··· MATERIALS PROVIDED

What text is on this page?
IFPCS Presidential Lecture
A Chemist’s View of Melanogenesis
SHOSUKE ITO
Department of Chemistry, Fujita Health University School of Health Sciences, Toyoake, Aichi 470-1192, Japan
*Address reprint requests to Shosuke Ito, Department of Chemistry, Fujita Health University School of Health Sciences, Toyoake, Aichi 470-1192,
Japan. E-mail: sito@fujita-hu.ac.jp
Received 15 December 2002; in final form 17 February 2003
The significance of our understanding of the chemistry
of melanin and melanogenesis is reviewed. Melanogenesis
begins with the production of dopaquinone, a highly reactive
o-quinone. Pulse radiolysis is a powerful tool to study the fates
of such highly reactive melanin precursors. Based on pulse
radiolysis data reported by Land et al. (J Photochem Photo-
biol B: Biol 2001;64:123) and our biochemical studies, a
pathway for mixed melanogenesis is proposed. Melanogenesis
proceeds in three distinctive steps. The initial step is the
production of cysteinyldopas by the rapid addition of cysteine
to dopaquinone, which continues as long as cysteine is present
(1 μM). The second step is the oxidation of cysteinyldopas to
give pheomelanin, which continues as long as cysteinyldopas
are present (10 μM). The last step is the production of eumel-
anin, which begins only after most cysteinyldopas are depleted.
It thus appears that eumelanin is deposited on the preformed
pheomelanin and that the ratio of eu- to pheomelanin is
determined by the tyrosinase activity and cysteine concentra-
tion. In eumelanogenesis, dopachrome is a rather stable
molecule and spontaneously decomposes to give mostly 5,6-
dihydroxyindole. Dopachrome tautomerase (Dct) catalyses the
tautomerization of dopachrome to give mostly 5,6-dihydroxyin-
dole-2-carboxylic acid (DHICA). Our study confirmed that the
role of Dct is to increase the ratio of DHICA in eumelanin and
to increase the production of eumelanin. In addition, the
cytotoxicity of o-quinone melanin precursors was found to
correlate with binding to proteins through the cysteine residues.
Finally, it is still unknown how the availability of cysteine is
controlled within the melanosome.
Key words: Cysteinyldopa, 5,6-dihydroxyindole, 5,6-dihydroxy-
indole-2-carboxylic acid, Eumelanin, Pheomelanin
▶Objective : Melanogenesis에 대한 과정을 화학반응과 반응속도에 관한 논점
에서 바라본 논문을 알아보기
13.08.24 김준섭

······

● **ASSIGNMENT**
Note how many lines in the material hold the word "begins", and give that number by itself.

● **EXERCISE ANSWER**
2